The Geneva Message: No Outreach, No Appetite

Larijani’s line was echoed from the diplomatic lane.

Reuters reported March 3, 2026, that Iran’s UN envoy in Geneva, Ali Bahreini, said Iran has not contacted the United States about possible peace talks or the resumption of nuclear negotiations. In the same Reuters reporting, Bahreini cast doubt on the usefulness of negotiations “at the present time.”

That is important because this is not a slogan aimed only at domestic audiences. It is a position stated in a forum built for diplomatic signaling, delivered in a way that suggests Tehran wants the record to show it is not chasing a table right now.

The Whiplash: Talks Were Still Happening Days Earlier

The cleanest way to show the pivot is the timeline.

On Feb. 22, 2026, Reuters reported Oman confirmed the United States and Iran would hold talks in Geneva that Thursday. On Feb. 26, 2026, Reuters reported talks ended with no deal, but Oman said there were signs of progress.

Then, within days, the public message from Tehran’s top security lane became: no negotiations with the United States.

Even if the talks were indirect and fragile, the contrast is the story. A negotiating track existed, and now Tehran is publicly rejecting the idea that it is returning to it under fire.

▶ PROBLEMS AND TASKS:
1. Retype the Iran talks passage from "On Feb. 22, 2026, Reuters" to "the United States.".
2. In the Iran talks passage, what did Oman say when the talks ended with no deal?
3. What would come next in the Iran talks passage? Write the next part of it.

▶ MATERIAL SHOWN:

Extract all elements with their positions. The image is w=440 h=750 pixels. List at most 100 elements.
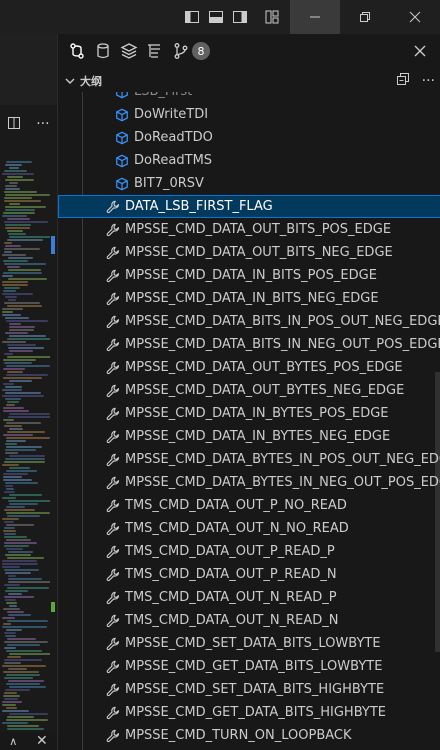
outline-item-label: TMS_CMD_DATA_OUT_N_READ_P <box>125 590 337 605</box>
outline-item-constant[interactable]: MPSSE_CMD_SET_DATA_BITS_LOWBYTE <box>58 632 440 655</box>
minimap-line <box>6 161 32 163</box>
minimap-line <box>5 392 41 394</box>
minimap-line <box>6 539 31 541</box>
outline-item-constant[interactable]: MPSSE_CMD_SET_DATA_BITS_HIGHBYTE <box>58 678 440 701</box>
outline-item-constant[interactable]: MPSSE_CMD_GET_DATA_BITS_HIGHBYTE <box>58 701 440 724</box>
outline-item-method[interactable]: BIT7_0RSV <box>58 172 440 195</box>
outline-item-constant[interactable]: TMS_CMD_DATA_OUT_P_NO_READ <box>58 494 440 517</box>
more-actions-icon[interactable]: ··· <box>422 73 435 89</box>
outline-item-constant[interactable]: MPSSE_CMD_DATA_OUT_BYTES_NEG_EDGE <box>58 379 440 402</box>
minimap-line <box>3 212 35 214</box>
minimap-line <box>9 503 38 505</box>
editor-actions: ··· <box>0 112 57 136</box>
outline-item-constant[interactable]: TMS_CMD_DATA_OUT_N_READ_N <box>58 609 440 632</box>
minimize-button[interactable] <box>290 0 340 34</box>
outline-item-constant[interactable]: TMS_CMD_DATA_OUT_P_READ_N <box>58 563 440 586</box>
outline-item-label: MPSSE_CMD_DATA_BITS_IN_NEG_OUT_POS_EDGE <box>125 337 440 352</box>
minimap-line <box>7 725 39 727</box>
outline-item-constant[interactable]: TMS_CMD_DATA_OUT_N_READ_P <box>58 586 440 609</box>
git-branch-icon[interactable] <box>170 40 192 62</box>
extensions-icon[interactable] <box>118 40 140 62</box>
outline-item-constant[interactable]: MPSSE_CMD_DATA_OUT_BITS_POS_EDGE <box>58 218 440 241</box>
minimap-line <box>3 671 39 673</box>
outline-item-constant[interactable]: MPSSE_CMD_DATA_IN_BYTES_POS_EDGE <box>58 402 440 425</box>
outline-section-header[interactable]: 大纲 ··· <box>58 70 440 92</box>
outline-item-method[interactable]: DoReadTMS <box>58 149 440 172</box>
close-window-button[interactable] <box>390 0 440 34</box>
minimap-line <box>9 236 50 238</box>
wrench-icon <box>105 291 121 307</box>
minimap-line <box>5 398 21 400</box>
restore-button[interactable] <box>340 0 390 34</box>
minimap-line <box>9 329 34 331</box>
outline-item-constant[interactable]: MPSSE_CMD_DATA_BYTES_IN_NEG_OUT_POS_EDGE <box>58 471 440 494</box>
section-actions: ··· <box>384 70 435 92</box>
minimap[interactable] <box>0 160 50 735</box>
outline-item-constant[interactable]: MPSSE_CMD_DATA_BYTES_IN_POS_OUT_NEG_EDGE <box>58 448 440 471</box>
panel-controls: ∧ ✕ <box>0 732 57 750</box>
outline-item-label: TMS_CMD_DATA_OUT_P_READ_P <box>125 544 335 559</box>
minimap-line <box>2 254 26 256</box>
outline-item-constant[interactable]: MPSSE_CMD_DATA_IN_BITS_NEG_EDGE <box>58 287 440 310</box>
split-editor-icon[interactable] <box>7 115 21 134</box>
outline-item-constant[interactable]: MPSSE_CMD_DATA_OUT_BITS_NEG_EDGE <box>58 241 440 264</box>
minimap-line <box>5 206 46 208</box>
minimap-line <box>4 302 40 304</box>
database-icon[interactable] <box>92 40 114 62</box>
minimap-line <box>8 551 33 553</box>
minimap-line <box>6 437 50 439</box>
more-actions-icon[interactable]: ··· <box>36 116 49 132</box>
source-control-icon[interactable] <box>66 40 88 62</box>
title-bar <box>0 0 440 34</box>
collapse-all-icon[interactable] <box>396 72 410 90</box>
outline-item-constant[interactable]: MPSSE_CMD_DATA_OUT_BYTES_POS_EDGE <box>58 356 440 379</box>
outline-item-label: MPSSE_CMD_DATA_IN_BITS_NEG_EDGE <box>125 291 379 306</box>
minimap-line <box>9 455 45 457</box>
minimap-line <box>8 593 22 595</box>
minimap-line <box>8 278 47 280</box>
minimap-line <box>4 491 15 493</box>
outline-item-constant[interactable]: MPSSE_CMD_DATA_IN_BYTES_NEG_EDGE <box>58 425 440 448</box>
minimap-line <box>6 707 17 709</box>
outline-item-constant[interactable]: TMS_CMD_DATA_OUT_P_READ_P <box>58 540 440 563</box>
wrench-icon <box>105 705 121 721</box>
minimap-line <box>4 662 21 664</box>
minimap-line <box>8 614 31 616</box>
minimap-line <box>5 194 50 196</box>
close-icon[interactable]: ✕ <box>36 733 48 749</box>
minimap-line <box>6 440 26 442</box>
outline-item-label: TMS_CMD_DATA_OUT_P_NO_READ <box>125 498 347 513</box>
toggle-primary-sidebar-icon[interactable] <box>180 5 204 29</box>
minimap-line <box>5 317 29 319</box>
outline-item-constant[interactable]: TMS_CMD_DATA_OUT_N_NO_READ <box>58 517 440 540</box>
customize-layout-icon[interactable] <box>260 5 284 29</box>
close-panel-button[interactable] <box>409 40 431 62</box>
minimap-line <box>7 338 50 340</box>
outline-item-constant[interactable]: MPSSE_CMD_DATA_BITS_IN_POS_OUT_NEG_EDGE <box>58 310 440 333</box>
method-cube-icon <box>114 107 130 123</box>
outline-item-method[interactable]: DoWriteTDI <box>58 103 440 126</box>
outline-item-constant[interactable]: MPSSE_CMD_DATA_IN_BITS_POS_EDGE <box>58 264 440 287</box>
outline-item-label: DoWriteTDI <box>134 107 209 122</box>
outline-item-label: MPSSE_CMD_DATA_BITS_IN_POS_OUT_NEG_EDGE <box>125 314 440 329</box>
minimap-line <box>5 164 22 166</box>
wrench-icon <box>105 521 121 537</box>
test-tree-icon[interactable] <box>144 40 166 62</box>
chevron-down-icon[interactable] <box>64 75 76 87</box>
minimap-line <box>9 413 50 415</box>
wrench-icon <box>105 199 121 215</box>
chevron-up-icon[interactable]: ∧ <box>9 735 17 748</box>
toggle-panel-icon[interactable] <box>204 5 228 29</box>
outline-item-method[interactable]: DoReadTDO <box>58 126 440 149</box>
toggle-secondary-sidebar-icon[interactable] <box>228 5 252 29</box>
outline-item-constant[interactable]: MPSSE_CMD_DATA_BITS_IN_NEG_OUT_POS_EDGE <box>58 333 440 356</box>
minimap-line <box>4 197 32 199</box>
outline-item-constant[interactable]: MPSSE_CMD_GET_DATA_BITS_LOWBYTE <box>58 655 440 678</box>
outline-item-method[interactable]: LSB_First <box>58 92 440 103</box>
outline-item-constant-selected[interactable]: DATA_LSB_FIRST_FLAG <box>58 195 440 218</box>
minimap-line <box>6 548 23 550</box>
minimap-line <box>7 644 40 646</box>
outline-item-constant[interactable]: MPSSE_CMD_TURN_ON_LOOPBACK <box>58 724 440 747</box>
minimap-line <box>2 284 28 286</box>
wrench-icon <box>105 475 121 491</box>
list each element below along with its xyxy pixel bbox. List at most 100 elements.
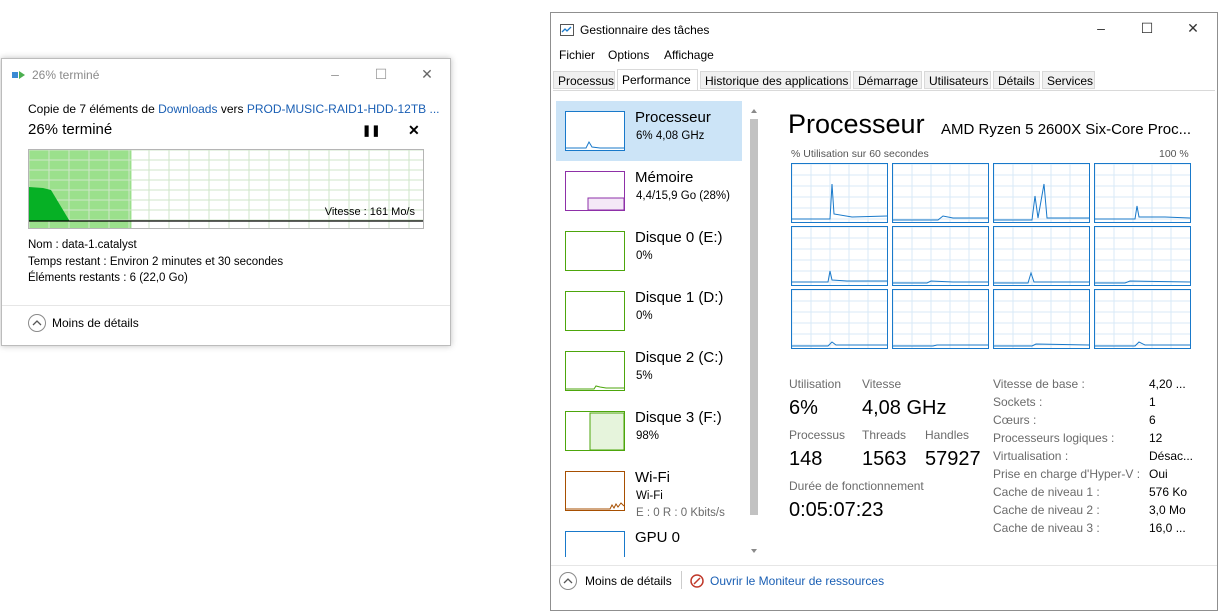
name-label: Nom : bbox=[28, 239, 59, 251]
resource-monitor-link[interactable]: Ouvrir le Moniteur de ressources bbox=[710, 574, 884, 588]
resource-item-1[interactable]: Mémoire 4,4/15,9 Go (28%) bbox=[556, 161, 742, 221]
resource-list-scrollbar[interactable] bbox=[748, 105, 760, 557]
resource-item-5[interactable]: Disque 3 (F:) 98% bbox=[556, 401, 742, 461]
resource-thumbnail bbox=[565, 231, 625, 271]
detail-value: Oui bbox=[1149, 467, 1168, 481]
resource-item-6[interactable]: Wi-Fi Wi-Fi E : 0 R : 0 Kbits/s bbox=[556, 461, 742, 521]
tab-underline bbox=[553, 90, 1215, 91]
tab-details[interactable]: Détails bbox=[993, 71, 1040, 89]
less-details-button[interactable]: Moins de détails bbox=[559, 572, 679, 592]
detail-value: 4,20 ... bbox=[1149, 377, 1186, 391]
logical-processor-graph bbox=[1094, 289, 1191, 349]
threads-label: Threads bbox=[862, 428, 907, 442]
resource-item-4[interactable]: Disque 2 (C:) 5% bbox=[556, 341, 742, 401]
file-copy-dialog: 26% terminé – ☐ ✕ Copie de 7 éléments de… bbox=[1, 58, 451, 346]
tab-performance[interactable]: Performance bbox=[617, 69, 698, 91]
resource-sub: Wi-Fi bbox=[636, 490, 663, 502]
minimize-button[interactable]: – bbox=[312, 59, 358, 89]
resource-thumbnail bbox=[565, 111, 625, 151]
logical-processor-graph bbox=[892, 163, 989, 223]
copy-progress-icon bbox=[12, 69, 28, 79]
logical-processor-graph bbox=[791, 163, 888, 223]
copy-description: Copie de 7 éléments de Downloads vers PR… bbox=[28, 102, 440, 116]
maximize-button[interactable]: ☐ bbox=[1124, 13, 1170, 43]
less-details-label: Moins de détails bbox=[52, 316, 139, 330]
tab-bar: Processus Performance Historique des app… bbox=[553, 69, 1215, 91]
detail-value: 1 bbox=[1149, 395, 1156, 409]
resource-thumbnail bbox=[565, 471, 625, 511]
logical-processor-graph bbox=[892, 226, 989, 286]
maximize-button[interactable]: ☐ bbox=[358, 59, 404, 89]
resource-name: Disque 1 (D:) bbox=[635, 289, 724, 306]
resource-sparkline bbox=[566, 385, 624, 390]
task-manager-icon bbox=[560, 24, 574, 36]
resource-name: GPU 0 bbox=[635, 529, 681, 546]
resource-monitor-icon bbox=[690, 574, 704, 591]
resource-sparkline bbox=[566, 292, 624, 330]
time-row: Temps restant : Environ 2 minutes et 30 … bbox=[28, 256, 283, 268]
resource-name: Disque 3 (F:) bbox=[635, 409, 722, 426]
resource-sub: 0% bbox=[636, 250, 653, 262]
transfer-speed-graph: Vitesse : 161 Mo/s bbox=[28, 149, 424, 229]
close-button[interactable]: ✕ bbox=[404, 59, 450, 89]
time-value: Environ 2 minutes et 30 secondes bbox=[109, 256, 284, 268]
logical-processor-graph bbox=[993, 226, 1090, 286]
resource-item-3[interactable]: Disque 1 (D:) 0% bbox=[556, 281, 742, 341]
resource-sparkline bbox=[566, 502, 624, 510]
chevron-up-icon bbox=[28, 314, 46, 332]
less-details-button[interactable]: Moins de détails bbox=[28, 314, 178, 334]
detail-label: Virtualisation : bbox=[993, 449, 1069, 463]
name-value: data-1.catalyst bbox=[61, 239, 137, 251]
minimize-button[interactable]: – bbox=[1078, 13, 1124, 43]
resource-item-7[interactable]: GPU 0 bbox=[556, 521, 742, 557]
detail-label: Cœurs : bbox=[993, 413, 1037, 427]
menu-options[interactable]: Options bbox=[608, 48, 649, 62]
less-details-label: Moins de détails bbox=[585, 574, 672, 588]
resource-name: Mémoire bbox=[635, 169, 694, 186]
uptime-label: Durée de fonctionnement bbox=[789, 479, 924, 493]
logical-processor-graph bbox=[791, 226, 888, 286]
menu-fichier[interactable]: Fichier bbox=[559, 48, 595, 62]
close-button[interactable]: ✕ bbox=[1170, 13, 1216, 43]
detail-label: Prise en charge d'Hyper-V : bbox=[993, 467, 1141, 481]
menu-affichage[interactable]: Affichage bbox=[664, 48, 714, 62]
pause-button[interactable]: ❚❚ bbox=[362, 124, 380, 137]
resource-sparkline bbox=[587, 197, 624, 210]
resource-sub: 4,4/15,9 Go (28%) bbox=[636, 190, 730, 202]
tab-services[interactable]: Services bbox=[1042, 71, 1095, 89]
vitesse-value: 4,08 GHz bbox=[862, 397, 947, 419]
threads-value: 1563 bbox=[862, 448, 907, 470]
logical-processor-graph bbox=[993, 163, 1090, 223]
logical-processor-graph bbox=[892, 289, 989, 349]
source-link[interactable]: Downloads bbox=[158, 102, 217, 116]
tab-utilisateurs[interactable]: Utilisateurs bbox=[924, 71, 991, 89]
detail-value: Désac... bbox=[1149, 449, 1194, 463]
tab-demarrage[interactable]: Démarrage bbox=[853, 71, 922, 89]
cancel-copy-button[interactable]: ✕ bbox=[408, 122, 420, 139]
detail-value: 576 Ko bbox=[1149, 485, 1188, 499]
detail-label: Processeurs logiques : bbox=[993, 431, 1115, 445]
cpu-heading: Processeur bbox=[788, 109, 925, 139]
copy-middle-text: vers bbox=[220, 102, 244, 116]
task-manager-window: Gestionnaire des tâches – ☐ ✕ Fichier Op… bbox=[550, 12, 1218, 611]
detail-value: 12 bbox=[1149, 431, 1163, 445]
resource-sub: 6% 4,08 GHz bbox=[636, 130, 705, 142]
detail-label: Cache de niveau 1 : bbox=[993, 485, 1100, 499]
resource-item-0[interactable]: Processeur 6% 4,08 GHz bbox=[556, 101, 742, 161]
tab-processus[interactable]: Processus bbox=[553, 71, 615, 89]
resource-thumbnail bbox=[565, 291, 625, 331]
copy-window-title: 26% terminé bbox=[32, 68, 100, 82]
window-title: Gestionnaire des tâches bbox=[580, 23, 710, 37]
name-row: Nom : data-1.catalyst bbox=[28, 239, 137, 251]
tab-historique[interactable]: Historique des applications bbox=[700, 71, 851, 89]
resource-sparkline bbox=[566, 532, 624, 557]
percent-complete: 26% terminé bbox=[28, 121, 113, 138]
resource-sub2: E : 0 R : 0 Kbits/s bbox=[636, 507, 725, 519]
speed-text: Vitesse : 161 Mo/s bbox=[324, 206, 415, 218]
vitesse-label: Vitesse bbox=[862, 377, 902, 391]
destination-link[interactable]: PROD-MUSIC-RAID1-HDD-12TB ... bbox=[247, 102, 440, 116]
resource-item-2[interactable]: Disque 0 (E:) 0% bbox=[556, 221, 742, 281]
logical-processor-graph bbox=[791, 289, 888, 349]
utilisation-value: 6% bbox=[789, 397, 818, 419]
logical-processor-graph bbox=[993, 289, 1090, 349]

▶ EXPECTED RESULTS:
1.
On Feb. 22, 2026, Reuters reported Oman confirmed the United States and Iran would hold talks in Geneva that Thursday. On Feb. 26, 2026, Reuters reported talks ended with no deal, but Oman said there were signs of progress.

Then, within days, the public message from Tehran’s top security lane became: no negotiations with the United States.

2. Oman said there were signs of progress.

3.
Perhaps it had something to do with us killing many of their top leaders.

What To Watch Next

If Tehran is serious about keeping “no negotiations” as more than a public line, you will see it in consistency across spokespeople and venues.

And as soon as the bombs started dropping, we have seen just that.

If it is mostly posture, you will see language soften without anyone admitting it. Watch for intermediaries, including Oman, continuing to describe “progress” in technical contacts even as Iran’s public line stays rigid.

The Door May Be Closing From Both Sides

In public, Tehran is saying it will not negotiate. In public, Trump is saying it is “too late.” Multiple outlets reported on March 3, 2026, that Trump wrote Iran “want[s] to talk” and he replied: “Too Late!”

If both capitals are planting flags like that, the diplomatic off-ramp narrows fast, at least in the open.

Before the strikes began, Trump was talking in the opposite direction, saying the U.S. needed a “meaningful deal” with Iran and pointing to “good talks,” according to Reuters reporting from Feb. 19, 2026.

Viewed through a strategic lens, this phase is shaped less by public diplomacy and more by escalation control, deterrence signaling, and the risk of miscalculation. When diplomacy is declared dead, war becomes the only language left.